### WHAT IS BEING ASKED
Repeat every record below exactly as it appears.

Records about charts and figures:
....

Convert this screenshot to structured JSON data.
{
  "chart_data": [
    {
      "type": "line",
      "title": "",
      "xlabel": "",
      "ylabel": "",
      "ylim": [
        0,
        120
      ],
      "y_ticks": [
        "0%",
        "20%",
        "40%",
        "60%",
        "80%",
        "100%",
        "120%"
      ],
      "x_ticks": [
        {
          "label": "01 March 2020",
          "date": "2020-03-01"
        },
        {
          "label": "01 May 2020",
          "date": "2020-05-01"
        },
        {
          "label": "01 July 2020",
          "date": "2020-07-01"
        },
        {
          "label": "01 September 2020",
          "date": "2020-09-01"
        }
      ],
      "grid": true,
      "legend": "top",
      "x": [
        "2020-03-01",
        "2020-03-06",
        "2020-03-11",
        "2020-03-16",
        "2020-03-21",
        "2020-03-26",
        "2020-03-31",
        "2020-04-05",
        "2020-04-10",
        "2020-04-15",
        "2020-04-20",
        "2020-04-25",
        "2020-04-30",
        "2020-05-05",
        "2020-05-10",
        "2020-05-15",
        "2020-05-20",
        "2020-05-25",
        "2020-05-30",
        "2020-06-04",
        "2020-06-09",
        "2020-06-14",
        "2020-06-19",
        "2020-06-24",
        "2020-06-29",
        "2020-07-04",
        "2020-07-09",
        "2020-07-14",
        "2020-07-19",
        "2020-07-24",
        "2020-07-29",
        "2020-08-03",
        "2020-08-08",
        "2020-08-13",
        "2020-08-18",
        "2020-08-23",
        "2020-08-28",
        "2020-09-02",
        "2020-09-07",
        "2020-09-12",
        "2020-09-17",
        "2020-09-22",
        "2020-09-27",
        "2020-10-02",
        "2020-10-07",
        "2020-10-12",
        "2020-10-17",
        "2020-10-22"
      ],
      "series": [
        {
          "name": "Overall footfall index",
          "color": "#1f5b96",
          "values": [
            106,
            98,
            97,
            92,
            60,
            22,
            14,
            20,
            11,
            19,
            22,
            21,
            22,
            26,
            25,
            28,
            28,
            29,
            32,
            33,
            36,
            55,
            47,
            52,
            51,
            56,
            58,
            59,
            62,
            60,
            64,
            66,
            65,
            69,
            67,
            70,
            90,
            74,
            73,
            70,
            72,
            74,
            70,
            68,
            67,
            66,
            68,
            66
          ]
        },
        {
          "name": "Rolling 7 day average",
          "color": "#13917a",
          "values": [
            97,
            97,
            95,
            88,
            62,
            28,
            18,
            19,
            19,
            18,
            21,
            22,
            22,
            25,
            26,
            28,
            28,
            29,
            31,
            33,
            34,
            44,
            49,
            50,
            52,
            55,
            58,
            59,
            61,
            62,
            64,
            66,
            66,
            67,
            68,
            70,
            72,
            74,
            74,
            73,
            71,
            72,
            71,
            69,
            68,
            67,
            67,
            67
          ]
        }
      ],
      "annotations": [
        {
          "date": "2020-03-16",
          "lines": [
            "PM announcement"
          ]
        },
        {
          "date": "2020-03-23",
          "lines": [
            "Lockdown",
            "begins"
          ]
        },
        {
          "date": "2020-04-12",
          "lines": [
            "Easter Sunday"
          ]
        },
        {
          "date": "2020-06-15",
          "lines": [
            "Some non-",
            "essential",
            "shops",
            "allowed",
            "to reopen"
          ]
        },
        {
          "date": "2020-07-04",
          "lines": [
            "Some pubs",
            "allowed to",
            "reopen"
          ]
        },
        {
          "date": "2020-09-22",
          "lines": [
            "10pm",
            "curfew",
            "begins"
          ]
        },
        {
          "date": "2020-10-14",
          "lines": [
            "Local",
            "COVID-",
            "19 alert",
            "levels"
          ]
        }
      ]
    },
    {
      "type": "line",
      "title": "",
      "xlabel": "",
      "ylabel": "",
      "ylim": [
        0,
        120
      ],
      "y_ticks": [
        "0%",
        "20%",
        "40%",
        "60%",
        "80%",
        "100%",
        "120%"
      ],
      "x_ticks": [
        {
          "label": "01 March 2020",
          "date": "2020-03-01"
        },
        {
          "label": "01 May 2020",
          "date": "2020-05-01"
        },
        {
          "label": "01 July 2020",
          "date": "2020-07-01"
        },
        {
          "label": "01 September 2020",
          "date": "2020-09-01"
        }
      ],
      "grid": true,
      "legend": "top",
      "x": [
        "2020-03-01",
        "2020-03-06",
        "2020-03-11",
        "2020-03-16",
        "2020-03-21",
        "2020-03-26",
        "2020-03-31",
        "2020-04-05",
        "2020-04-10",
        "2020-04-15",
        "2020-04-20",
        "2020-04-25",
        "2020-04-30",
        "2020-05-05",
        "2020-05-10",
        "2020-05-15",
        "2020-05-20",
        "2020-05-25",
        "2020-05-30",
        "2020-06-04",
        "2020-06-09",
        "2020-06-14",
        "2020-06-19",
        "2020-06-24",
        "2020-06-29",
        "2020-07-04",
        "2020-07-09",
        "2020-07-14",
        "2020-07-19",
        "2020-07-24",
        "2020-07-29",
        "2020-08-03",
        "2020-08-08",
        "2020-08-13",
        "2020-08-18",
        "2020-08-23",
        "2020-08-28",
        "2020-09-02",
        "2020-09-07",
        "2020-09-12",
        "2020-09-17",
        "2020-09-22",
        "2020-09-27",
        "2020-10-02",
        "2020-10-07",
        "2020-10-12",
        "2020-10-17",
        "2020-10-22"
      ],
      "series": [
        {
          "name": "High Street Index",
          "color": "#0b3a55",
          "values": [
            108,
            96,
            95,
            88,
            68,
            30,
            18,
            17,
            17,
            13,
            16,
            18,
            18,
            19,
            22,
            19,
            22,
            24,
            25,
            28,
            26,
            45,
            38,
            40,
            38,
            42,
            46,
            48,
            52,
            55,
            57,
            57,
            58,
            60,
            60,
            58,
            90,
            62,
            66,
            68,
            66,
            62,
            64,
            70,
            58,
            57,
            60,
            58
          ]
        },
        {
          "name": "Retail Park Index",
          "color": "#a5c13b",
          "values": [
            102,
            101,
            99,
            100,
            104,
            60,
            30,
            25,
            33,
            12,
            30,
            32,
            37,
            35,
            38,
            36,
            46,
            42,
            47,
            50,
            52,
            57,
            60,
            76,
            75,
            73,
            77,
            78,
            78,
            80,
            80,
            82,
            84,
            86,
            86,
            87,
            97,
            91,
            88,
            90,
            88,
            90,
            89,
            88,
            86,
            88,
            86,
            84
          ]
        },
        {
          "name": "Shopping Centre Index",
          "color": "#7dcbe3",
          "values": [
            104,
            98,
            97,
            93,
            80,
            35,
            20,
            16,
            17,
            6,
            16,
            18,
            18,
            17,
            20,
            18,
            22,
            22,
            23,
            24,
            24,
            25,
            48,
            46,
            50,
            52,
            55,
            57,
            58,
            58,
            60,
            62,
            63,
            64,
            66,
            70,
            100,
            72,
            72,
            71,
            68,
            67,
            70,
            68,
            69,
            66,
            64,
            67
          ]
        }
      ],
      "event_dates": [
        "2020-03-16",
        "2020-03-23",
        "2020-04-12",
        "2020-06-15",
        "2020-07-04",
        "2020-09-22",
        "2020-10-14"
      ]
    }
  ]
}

....

### THE OUTPUT
Convert this screenshot to structured JSON data.
{
  "chart_data": [
    {
      "type": "line",
      "title": "",
      "xlabel": "",
      "ylabel": "",
      "ylim": [
        0,
        120
      ],
      "y_ticks": [
        "0%",
        "20%",
        "40%",
        "60%",
        "80%",
        "100%",
        "120%"
      ],
      "x_ticks": [
        {
          "label": "01 March 2020",
          "date": "2020-03-01"
        },
        {
          "label": "01 May 2020",
          "date": "2020-05-01"
        },
        {
          "label": "01 July 2020",
          "date": "2020-07-01"
        },
        {
          "label": "01 September 2020",
          "date": "2020-09-01"
        }
      ],
      "grid": true,
      "legend": "top",
      "x": [
        "2020-03-01",
        "2020-03-06",
        "2020-03-11",
        "2020-03-16",
        "2020-03-21",
        "2020-03-26",
        "2020-03-31",
        "2020-04-05",
        "2020-04-10",
        "2020-04-15",
        "2020-04-20",
        "2020-04-25",
        "2020-04-30",
        "2020-05-05",
        "2020-05-10",
        "2020-05-15",
        "2020-05-20",
        "2020-05-25",
        "2020-05-30",
        "2020-06-04",
        "2020-06-09",
        "2020-06-14",
        "2020-06-19",
        "2020-06-24",
        "2020-06-29",
        "2020-07-04",
        "2020-07-09",
        "2020-07-14",
        "2020-07-19",
        "2020-07-24",
        "2020-07-29",
        "2020-08-03",
        "2020-08-08",
        "2020-08-13",
        "2020-08-18",
        "2020-08-23",
        "2020-08-28",
        "2020-09-02",
        "2020-09-07",
        "2020-09-12",
        "2020-09-17",
        "2020-09-22",
        "2020-09-27",
        "2020-10-02",
        "2020-10-07",
        "2020-10-12",
        "2020-10-17",
        "2020-10-22"
      ],
      "series": [
        {
          "name": "Overall footfall index",
          "color": "#1f5b96",
          "values": [
            106,
            98,
            97,
            92,
            60,
            22,
            14,
            20,
            11,
            19,
            22,
            21,
            22,
            26,
            25,
            28,
            28,
            29,
            32,
            33,
            36,
            55,
            47,
            52,
            51,
            56,
            58,
            59,
            62,
            60,
            64,
            66,
            65,
            69,
            67,
            70,
            90,
            74,
            73,
            70,
            72,
            74,
            70,
            68,
            67,
            66,
            68,
            66
          ]
        },
        {
          "name": "Rolling 7 day average",
          "color": "#13917a",
          "values": [
            97,
            97,
            95,
            88,
            62,
            28,
            18,
            19,
            19,
            18,
            21,
            22,
            22,
            25,
            26,
            28,
            28,
            29,
            31,
            33,
            34,
            44,
            49,
            50,
            52,
            55,
            58,
            59,
            61,
            62,
            64,
            66,
            66,
            67,
            68,
            70,
            72,
            74,
            74,
            73,
            71,
            72,
            71,
            69,
            68,
            67,
            67,
            67
          ]
        }
      ],
      "annotations": [
        {
          "date": "2020-03-16",
          "lines": [
            "PM announcement"
          ]
        },
        {
          "date": "2020-03-23",
          "lines": [
            "Lockdown",
            "begins"
          ]
        },
        {
          "date": "2020-04-12",
          "lines": [
            "Easter Sunday"
          ]
        },
        {
          "date": "2020-06-15",
          "lines": [
            "Some non-",
            "essential",
            "shops",
            "allowed",
            "to reopen"
          ]
        },
        {
          "date": "2020-07-04",
          "lines": [
            "Some pubs",
            "allowed to",
            "reopen"
          ]
        },
        {
          "date": "2020-09-22",
          "lines": [
            "10pm",
            "curfew",
            "begins"
          ]
        },
        {
          "date": "2020-10-14",
          "lines": [
            "Local",
            "COVID-",
            "19 alert",
            "levels"
          ]
        }
      ]
    },
    {
      "type": "line",
      "title": "",
      "xlabel": "",
      "ylabel": "",
      "ylim": [
        0,
        120
      ],
      "y_ticks": [
        "0%",
        "20%",
        "40%",
        "60%",
        "80%",
        "100%",
        "120%"
      ],
      "x_ticks": [
        {
          "label": "01 March 2020",
          "date": "2020-03-01"
        },
        {
          "label": "01 May 2020",
          "date": "2020-05-01"
        },
        {
          "label": "01 July 2020",
          "date": "2020-07-01"
        },
        {
          "label": "01 September 2020",
          "date": "2020-09-01"
        }
      ],
      "grid": true,
      "legend": "top",
      "x": [
        "2020-03-01",
        "2020-03-06",
        "2020-03-11",
        "2020-03-16",
        "2020-03-21",
        "2020-03-26",
        "2020-03-31",
        "2020-04-05",
        "2020-04-10",
        "2020-04-15",
        "2020-04-20",
        "2020-04-25",
        "2020-04-30",
        "2020-05-05",
        "2020-05-10",
        "2020-05-15",
        "2020-05-20",
        "2020-05-25",
        "2020-05-30",
        "2020-06-04",
        "2020-06-09",
        "2020-06-14",
        "2020-06-19",
        "2020-06-24",
        "2020-06-29",
        "2020-07-04",
        "2020-07-09",
        "2020-07-14",
        "2020-07-19",
        "2020-07-24",
        "2020-07-29",
        "2020-08-03",
        "2020-08-08",
        "2020-08-13",
        "2020-08-18",
        "2020-08-23",
        "2020-08-28",
        "2020-09-02",
        "2020-09-07",
        "2020-09-12",
        "2020-09-17",
        "2020-09-22",
        "2020-09-27",
        "2020-10-02",
        "2020-10-07",
        "2020-10-12",
        "2020-10-17",
        "2020-10-22"
      ],
      "series": [
        {
          "name": "High Street Index",
          "color": "#0b3a55",
          "values": [
            108,
            96,
            95,
            88,
            68,
            30,
            18,
            17,
            17,
            13,
            16,
            18,
            18,
            19,
            22,
            19,
            22,
            24,
            25,
            28,
            26,
            45,
            38,
            40,
            38,
            42,
            46,
            48,
            52,
            55,
            57,
            57,
            58,
            60,
            60,
            58,
            90,
            62,
            66,
            68,
            66,
            62,
            64,
            70,
            58,
            57,
            60,
            58
          ]
        },
        {
          "name": "Retail Park Index",
          "color": "#a5c13b",
          "values": [
            102,
            101,
            99,
            100,
            104,
            60,
            30,
            25,
            33,
            12,
            30,
            32,
            37,
            35,
            38,
            36,
            46,
            42,
            47,
            50,
            52,
            57,
            60,
            76,
            75,
            73,
            77,
            78,
            78,
            80,
            80,
            82,
            84,
            86,
            86,
            87,
            97,
            91,
            88,
            90,
            88,
            90,
            89,
            88,
            86,
            88,
            86,
            84
          ]
        },
        {
          "name": "Shopping Centre Index",
          "color": "#7dcbe3",
          "values": [
            104,
            98,
            97,
            93,
            80,
            35,
            20,
            16,
            17,
            6,
            16,
            18,
            18,
            17,
            20,
            18,
            22,
            22,
            23,
            24,
            24,
            25,
            48,
            46,
            50,
            52,
            55,
            57,
            58,
            58,
            60,
            62,
            63,
            64,
            66,
            70,
            100,
            72,
            72,
            71,
            68,
            67,
            70,
            68,
            69,
            66,
            64,
            67
          ]
        }
      ],
      "event_dates": [
        "2020-03-16",
        "2020-03-23",
        "2020-04-12",
        "2020-06-15",
        "2020-07-04",
        "2020-09-22",
        "2020-10-14"
      ]
    }
  ]
}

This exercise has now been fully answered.